[Stored entries]
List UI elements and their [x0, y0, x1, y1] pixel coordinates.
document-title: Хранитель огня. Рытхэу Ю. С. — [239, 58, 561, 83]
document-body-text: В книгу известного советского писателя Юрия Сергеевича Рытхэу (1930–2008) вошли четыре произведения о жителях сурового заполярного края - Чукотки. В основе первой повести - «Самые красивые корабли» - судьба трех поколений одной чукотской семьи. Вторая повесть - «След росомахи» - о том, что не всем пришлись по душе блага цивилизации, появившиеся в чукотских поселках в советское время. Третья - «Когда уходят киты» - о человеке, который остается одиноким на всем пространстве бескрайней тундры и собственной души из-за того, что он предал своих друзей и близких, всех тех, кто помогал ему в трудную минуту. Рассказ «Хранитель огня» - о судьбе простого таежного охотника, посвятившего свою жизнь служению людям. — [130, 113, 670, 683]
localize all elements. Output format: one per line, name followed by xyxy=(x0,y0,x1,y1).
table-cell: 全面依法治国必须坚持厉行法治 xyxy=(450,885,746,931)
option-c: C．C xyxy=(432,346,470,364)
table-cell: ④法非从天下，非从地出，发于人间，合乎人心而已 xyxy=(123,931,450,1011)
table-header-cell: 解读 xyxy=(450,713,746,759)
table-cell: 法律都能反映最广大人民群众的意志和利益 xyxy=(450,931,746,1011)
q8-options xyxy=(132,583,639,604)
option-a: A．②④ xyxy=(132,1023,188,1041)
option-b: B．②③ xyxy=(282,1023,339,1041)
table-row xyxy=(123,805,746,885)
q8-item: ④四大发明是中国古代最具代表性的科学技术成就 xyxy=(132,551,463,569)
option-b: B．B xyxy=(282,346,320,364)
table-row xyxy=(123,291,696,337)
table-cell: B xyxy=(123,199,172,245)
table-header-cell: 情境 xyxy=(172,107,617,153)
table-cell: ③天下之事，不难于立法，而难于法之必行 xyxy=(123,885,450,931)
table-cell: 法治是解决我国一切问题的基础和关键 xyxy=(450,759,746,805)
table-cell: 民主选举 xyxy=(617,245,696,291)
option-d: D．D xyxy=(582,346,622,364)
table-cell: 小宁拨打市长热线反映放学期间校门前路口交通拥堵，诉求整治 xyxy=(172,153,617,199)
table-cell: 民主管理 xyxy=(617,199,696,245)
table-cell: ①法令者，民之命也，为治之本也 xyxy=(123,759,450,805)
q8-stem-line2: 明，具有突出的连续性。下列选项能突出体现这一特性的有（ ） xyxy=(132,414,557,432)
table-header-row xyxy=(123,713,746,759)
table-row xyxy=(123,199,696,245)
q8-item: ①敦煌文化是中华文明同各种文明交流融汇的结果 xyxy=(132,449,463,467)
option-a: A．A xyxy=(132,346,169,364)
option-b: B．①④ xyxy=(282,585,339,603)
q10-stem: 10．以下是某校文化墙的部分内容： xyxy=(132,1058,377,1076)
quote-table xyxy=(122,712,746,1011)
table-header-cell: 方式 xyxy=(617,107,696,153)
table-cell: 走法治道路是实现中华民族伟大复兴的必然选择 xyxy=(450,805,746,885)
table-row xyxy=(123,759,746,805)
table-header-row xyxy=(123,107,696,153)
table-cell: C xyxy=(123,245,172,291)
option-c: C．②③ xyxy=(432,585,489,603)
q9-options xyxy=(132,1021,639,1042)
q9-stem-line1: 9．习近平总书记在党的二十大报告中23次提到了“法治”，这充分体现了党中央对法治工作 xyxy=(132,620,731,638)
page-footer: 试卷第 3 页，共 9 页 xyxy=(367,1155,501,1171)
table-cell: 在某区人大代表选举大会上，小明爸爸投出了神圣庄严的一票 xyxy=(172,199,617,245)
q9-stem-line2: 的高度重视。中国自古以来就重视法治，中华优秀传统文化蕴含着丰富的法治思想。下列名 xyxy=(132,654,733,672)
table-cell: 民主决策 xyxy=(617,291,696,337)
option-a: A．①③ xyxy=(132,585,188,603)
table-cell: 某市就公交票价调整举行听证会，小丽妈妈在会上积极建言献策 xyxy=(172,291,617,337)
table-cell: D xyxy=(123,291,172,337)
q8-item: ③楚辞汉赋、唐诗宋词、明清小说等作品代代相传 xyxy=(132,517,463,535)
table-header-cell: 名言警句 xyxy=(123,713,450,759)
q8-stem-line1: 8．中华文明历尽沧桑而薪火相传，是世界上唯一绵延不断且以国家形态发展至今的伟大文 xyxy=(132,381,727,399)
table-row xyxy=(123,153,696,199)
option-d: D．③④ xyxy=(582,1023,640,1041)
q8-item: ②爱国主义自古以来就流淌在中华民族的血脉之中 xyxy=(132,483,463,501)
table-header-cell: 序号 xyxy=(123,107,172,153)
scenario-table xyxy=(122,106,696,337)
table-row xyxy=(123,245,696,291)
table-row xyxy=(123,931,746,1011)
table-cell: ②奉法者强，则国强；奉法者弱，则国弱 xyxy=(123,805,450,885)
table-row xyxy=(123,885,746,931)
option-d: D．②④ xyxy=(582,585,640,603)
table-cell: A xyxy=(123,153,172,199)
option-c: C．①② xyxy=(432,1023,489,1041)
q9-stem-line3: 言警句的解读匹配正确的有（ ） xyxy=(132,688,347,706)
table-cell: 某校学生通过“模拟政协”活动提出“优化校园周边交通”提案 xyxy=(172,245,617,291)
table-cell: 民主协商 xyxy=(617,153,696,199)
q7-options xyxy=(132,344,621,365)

Short task:
Can you output every line of all the items above verbatim, without changing a single character?

Exercise answer:
List UI elements and their [x0, y0, x1, y1] pixel coordinates.
document-title: Хранитель огня. Рытхэу Ю. С. — [239, 58, 561, 83]
document-body-text: В книгу известного советского писателя Юрия Сергеевича Рытхэу (1930–2008) вошли четыре произведения о жителях сурового заполярного края - Чукотки. В основе первой повести - «Самые красивые корабли» - судьба трех поколений одной чукотской семьи. Вторая повесть - «След росомахи» - о том, что не всем пришлись по душе блага цивилизации, появившиеся в чукотских поселках в советское время. Третья - «Когда уходят киты» - о человеке, который остается одиноким на всем пространстве бескрайней тундры и собственной души из-за того, что он предал своих друзей и близких, всех тех, кто помогал ему в трудную минуту. Рассказ «Хранитель огня» - о судьбе простого таежного охотника, посвятившего свою жизнь служению людям. — [130, 113, 670, 683]
localize all elements. Output format: one per line, name followed by xyxy=(x0,y0,x1,y1).
table-cell: 全面依法治国必须坚持厉行法治 xyxy=(450,885,746,931)
option-c: C．C xyxy=(432,346,470,364)
table-cell: ④法非从天下，非从地出，发于人间，合乎人心而已 xyxy=(123,931,450,1011)
table-header-cell: 解读 xyxy=(450,713,746,759)
table-cell: 法律都能反映最广大人民群众的意志和利益 xyxy=(450,931,746,1011)
q8-options xyxy=(132,583,639,604)
option-a: A．②④ xyxy=(132,1023,188,1041)
option-b: B．②③ xyxy=(282,1023,339,1041)
table-row xyxy=(123,805,746,885)
q8-item: ④四大发明是中国古代最具代表性的科学技术成就 xyxy=(132,551,463,569)
option-b: B．B xyxy=(282,346,320,364)
table-row xyxy=(123,291,696,337)
table-cell: B xyxy=(123,199,172,245)
table-header-cell: 情境 xyxy=(172,107,617,153)
table-cell: ③天下之事，不难于立法，而难于法之必行 xyxy=(123,885,450,931)
table-cell: 法治是解决我国一切问题的基础和关键 xyxy=(450,759,746,805)
table-cell: 民主选举 xyxy=(617,245,696,291)
option-d: D．D xyxy=(582,346,622,364)
table-cell: 小宁拨打市长热线反映放学期间校门前路口交通拥堵，诉求整治 xyxy=(172,153,617,199)
table-cell: 民主管理 xyxy=(617,199,696,245)
table-cell: ①法令者，民之命也，为治之本也 xyxy=(123,759,450,805)
q8-stem-line2: 明，具有突出的连续性。下列选项能突出体现这一特性的有（ ） xyxy=(132,414,557,432)
table-header-row xyxy=(123,713,746,759)
table-row xyxy=(123,199,696,245)
q8-item: ①敦煌文化是中华文明同各种文明交流融汇的结果 xyxy=(132,449,463,467)
option-a: A．A xyxy=(132,346,169,364)
option-b: B．①④ xyxy=(282,585,339,603)
q10-stem: 10．以下是某校文化墙的部分内容： xyxy=(132,1058,377,1076)
quote-table xyxy=(122,712,746,1011)
table-header-cell: 方式 xyxy=(617,107,696,153)
table-cell: 走法治道路是实现中华民族伟大复兴的必然选择 xyxy=(450,805,746,885)
table-row xyxy=(123,759,746,805)
table-header-row xyxy=(123,107,696,153)
table-cell: C xyxy=(123,245,172,291)
option-c: C．②③ xyxy=(432,585,489,603)
q9-options xyxy=(132,1021,639,1042)
q9-stem-line1: 9．习近平总书记在党的二十大报告中23次提到了“法治”，这充分体现了党中央对法治工作 xyxy=(132,620,731,638)
page-footer: 试卷第 3 页，共 9 页 xyxy=(367,1155,501,1171)
table-cell: 在某区人大代表选举大会上，小明爸爸投出了神圣庄严的一票 xyxy=(172,199,617,245)
q9-stem-line2: 的高度重视。中国自古以来就重视法治，中华优秀传统文化蕴含着丰富的法治思想。下列名 xyxy=(132,654,733,672)
table-cell: 民主决策 xyxy=(617,291,696,337)
option-a: A．①③ xyxy=(132,585,188,603)
table-cell: 某市就公交票价调整举行听证会，小丽妈妈在会上积极建言献策 xyxy=(172,291,617,337)
table-cell: D xyxy=(123,291,172,337)
q8-item: ③楚辞汉赋、唐诗宋词、明清小说等作品代代相传 xyxy=(132,517,463,535)
table-header-cell: 名言警句 xyxy=(123,713,450,759)
q8-stem-line1: 8．中华文明历尽沧桑而薪火相传，是世界上唯一绵延不断且以国家形态发展至今的伟大文 xyxy=(132,381,727,399)
table-row xyxy=(123,153,696,199)
option-d: D．③④ xyxy=(582,1023,640,1041)
q8-item: ②爱国主义自古以来就流淌在中华民族的血脉之中 xyxy=(132,483,463,501)
table-header-cell: 序号 xyxy=(123,107,172,153)
scenario-table xyxy=(122,106,696,337)
table-row xyxy=(123,245,696,291)
table-row xyxy=(123,931,746,1011)
table-cell: ②奉法者强，则国强；奉法者弱，则国弱 xyxy=(123,805,450,885)
table-row xyxy=(123,885,746,931)
option-d: D．②④ xyxy=(582,585,640,603)
table-cell: A xyxy=(123,153,172,199)
option-c: C．①② xyxy=(432,1023,489,1041)
q9-stem-line3: 言警句的解读匹配正确的有（ ） xyxy=(132,688,347,706)
table-cell: 某校学生通过“模拟政协”活动提出“优化校园周边交通”提案 xyxy=(172,245,617,291)
table-cell: 民主协商 xyxy=(617,153,696,199)
q7-options xyxy=(132,344,621,365)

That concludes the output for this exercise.